(Saved entries)
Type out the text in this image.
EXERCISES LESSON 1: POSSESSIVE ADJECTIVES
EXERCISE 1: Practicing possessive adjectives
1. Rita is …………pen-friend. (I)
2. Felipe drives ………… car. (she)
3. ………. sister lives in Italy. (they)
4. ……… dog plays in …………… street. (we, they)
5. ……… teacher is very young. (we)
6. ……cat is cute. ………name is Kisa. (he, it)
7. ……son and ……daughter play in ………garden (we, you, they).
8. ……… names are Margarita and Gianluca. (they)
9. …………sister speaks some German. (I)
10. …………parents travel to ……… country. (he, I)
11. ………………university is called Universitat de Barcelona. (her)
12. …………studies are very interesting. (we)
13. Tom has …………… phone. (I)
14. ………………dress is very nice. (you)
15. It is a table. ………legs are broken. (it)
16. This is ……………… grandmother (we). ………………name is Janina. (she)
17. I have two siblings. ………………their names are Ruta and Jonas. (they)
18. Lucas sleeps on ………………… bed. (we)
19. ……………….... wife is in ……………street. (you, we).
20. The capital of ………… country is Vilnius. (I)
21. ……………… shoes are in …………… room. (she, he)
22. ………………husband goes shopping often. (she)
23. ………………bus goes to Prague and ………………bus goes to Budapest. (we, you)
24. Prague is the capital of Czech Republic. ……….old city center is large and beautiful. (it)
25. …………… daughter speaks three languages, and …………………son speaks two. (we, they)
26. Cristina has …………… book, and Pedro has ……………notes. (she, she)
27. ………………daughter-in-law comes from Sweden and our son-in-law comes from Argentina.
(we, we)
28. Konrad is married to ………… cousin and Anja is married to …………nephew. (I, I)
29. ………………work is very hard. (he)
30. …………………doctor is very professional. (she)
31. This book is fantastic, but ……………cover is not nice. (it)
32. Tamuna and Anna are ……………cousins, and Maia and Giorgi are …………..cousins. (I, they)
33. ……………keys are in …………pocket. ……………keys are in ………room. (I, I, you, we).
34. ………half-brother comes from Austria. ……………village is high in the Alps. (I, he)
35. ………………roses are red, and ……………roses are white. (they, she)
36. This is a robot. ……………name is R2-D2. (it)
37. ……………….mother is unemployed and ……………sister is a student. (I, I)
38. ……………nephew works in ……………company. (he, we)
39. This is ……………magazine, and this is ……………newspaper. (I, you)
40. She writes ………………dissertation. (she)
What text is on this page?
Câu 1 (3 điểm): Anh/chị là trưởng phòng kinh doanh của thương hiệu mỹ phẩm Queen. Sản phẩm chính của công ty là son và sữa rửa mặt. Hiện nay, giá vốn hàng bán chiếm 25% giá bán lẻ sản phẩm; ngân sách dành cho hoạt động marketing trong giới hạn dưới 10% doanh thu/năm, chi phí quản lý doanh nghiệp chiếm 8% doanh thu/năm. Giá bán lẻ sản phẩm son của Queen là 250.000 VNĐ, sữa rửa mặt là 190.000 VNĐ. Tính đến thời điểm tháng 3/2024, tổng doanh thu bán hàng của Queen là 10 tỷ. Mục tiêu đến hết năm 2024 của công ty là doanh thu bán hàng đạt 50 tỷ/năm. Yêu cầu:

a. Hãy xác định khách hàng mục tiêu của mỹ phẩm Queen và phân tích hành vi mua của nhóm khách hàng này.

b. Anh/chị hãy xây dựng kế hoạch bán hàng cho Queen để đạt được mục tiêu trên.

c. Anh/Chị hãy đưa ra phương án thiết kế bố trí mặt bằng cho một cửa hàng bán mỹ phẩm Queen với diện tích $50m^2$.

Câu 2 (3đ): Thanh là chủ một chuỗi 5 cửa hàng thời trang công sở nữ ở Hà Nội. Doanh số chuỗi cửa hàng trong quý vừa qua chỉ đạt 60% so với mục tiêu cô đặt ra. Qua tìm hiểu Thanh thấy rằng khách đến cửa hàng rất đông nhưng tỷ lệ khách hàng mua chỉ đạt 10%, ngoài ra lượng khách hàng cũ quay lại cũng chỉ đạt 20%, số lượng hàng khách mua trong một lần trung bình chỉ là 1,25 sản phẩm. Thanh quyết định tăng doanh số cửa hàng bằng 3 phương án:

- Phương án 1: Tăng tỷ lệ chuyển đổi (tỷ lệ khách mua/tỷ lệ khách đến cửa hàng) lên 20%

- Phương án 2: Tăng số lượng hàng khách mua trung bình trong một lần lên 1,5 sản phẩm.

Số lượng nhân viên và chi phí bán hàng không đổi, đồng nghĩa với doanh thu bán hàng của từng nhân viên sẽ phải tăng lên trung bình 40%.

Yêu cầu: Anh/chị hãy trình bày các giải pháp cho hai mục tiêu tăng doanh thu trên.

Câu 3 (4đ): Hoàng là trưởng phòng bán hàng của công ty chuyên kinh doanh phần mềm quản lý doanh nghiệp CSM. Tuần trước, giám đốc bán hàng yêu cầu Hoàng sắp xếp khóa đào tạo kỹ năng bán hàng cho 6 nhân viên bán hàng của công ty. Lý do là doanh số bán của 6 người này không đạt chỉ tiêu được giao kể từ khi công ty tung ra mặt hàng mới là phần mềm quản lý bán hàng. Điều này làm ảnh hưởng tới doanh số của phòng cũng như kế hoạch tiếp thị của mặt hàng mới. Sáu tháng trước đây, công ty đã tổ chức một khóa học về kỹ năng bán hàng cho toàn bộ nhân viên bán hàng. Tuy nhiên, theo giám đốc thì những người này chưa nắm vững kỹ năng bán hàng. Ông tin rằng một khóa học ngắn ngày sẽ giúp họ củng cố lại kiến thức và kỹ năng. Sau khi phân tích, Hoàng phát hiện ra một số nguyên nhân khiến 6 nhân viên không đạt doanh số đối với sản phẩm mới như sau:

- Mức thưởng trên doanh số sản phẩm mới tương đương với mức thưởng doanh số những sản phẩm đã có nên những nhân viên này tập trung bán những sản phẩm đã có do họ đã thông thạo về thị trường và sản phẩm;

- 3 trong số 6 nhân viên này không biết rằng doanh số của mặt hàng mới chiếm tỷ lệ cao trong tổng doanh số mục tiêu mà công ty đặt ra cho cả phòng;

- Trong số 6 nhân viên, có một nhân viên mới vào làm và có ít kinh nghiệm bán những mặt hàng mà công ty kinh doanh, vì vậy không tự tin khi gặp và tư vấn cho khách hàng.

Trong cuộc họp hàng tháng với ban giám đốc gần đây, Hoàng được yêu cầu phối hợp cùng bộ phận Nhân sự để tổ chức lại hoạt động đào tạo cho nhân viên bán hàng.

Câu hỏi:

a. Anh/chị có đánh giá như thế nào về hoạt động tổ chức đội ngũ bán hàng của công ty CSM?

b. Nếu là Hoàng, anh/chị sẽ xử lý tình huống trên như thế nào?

### TASK TO CARRY OUT:
Each line above must be reproduced exactly as it stands.

### FULL OUTPUT:
Type out the text in this image.
EXERCISES LESSON 1: POSSESSIVE ADJECTIVES
EXERCISE 1: Practicing possessive adjectives
1. Rita is …………pen-friend. (I)
2. Felipe drives ………… car. (she)
3. ………. sister lives in Italy. (they)
4. ……… dog plays in …………… street. (we, they)
5. ……… teacher is very young. (we)
6. ……cat is cute. ………name is Kisa. (he, it)
7. ……son and ……daughter play in ………garden (we, you, they).
8. ……… names are Margarita and Gianluca. (they)
9. …………sister speaks some German. (I)
10. …………parents travel to ……… country. (he, I)
11. ………………university is called Universitat de Barcelona. (her)
12. …………studies are very interesting. (we)
13. Tom has …………… phone. (I)
14. ………………dress is very nice. (you)
15. It is a table. ………legs are broken. (it)
16. This is ……………… grandmother (we). ………………name is Janina. (she)
17. I have two siblings. ………………their names are Ruta and Jonas. (they)
18. Lucas sleeps on ………………… bed. (we)
19. ……………….... wife is in ……………street. (you, we).
20. The capital of ………… country is Vilnius. (I)
21. ……………… shoes are in …………… room. (she, he)
22. ………………husband goes shopping often. (she)
23. ………………bus goes to Prague and ………………bus goes to Budapest. (we, you)
24. Prague is the capital of Czech Republic. ……….old city center is large and beautiful. (it)
25. …………… daughter speaks three languages, and …………………son speaks two. (we, they)
26. Cristina has …………… book, and Pedro has ……………notes. (she, she)
27. ………………daughter-in-law comes from Sweden and our son-in-law comes from Argentina.
(we, we)
28. Konrad is married to ………… cousin and Anja is married to …………nephew. (I, I)
29. ………………work is very hard. (he)
30. …………………doctor is very professional. (she)
31. This book is fantastic, but ……………cover is not nice. (it)
32. Tamuna and Anna are ……………cousins, and Maia and Giorgi are …………..cousins. (I, they)
33. ……………keys are in …………pocket. ……………keys are in ………room. (I, I, you, we).
34. ………half-brother comes from Austria. ……………village is high in the Alps. (I, he)
35. ………………roses are red, and ……………roses are white. (they, she)
36. This is a robot. ……………name is R2-D2. (it)
37. ……………….mother is unemployed and ……………sister is a student. (I, I)
38. ……………nephew works in ……………company. (he, we)
39. This is ……………magazine, and this is ……………newspaper. (I, you)
40. She writes ………………dissertation. (she)
What text is on this page?
Câu 1 (3 điểm): Anh/chị là trưởng phòng kinh doanh của thương hiệu mỹ phẩm Queen. Sản phẩm chính của công ty là son và sữa rửa mặt. Hiện nay, giá vốn hàng bán chiếm 25% giá bán lẻ sản phẩm; ngân sách dành cho hoạt động marketing trong giới hạn dưới 10% doanh thu/năm, chi phí quản lý doanh nghiệp chiếm 8% doanh thu/năm. Giá bán lẻ sản phẩm son của Queen là 250.000 VNĐ, sữa rửa mặt là 190.000 VNĐ. Tính đến thời điểm tháng 3/2024, tổng doanh thu bán hàng của Queen là 10 tỷ. Mục tiêu đến hết năm 2024 của công ty là doanh thu bán hàng đạt 50 tỷ/năm. Yêu cầu:

a. Hãy xác định khách hàng mục tiêu của mỹ phẩm Queen và phân tích hành vi mua của nhóm khách hàng này.

b. Anh/chị hãy xây dựng kế hoạch bán hàng cho Queen để đạt được mục tiêu trên.

c. Anh/Chị hãy đưa ra phương án thiết kế bố trí mặt bằng cho một cửa hàng bán mỹ phẩm Queen với diện tích $50m^2$.

Câu 2 (3đ): Thanh là chủ một chuỗi 5 cửa hàng thời trang công sở nữ ở Hà Nội. Doanh số chuỗi cửa hàng trong quý vừa qua chỉ đạt 60% so với mục tiêu cô đặt ra. Qua tìm hiểu Thanh thấy rằng khách đến cửa hàng rất đông nhưng tỷ lệ khách hàng mua chỉ đạt 10%, ngoài ra lượng khách hàng cũ quay lại cũng chỉ đạt 20%, số lượng hàng khách mua trong một lần trung bình chỉ là 1,25 sản phẩm. Thanh quyết định tăng doanh số cửa hàng bằng 3 phương án:

- Phương án 1: Tăng tỷ lệ chuyển đổi (tỷ lệ khách mua/tỷ lệ khách đến cửa hàng) lên 20%

- Phương án 2: Tăng số lượng hàng khách mua trung bình trong một lần lên 1,5 sản phẩm.

Số lượng nhân viên và chi phí bán hàng không đổi, đồng nghĩa với doanh thu bán hàng của từng nhân viên sẽ phải tăng lên trung bình 40%.

Yêu cầu: Anh/chị hãy trình bày các giải pháp cho hai mục tiêu tăng doanh thu trên.

Câu 3 (4đ): Hoàng là trưởng phòng bán hàng của công ty chuyên kinh doanh phần mềm quản lý doanh nghiệp CSM. Tuần trước, giám đốc bán hàng yêu cầu Hoàng sắp xếp khóa đào tạo kỹ năng bán hàng cho 6 nhân viên bán hàng của công ty. Lý do là doanh số bán của 6 người này không đạt chỉ tiêu được giao kể từ khi công ty tung ra mặt hàng mới là phần mềm quản lý bán hàng. Điều này làm ảnh hưởng tới doanh số của phòng cũng như kế hoạch tiếp thị của mặt hàng mới. Sáu tháng trước đây, công ty đã tổ chức một khóa học về kỹ năng bán hàng cho toàn bộ nhân viên bán hàng. Tuy nhiên, theo giám đốc thì những người này chưa nắm vững kỹ năng bán hàng. Ông tin rằng một khóa học ngắn ngày sẽ giúp họ củng cố lại kiến thức và kỹ năng. Sau khi phân tích, Hoàng phát hiện ra một số nguyên nhân khiến 6 nhân viên không đạt doanh số đối với sản phẩm mới như sau:

- Mức thưởng trên doanh số sản phẩm mới tương đương với mức thưởng doanh số những sản phẩm đã có nên những nhân viên này tập trung bán những sản phẩm đã có do họ đã thông thạo về thị trường và sản phẩm;

- 3 trong số 6 nhân viên này không biết rằng doanh số của mặt hàng mới chiếm tỷ lệ cao trong tổng doanh số mục tiêu mà công ty đặt ra cho cả phòng;

- Trong số 6 nhân viên, có một nhân viên mới vào làm và có ít kinh nghiệm bán những mặt hàng mà công ty kinh doanh, vì vậy không tự tin khi gặp và tư vấn cho khách hàng.

Trong cuộc họp hàng tháng với ban giám đốc gần đây, Hoàng được yêu cầu phối hợp cùng bộ phận Nhân sự để tổ chức lại hoạt động đào tạo cho nhân viên bán hàng.

Câu hỏi:

a. Anh/chị có đánh giá như thế nào về hoạt động tổ chức đội ngũ bán hàng của công ty CSM?

b. Nếu là Hoàng, anh/chị sẽ xử lý tình huống trên như thế nào?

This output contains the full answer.